[Given exercise] Output the material below unchanged, apart from leaving out the pictures.

[Working data]
____________

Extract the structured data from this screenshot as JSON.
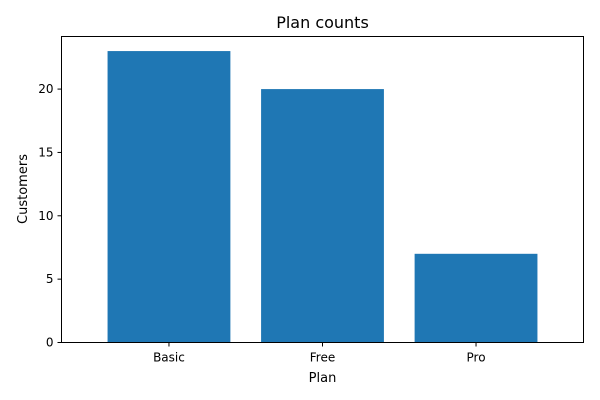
{
  "chart_data": {
    "type": "bar",
    "title": "Plan counts",
    "xlabel": "Plan",
    "ylabel": "Customers",
    "categories": [
      "Basic",
      "Free",
      "Pro"
    ],
    "values": [
      23,
      20,
      7
    ],
    "ylim": [
      0,
      24.15
    ],
    "yticks": [
      0,
      5,
      10,
      15,
      20
    ],
    "grid": false,
    "bar_color": "#1f77b4"
  }
}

____________

[Result for this task]
Extract the structured data from this screenshot as JSON.
{
  "chart_data": {
    "type": "bar",
    "title": "Plan counts",
    "xlabel": "Plan",
    "ylabel": "Customers",
    "categories": [
      "Basic",
      "Free",
      "Pro"
    ],
    "values": [
      23,
      20,
      7
    ],
    "ylim": [
      0,
      24.15
    ],
    "yticks": [
      0,
      5,
      10,
      15,
      20
    ],
    "grid": false,
    "bar_color": "#1f77b4"
  }
}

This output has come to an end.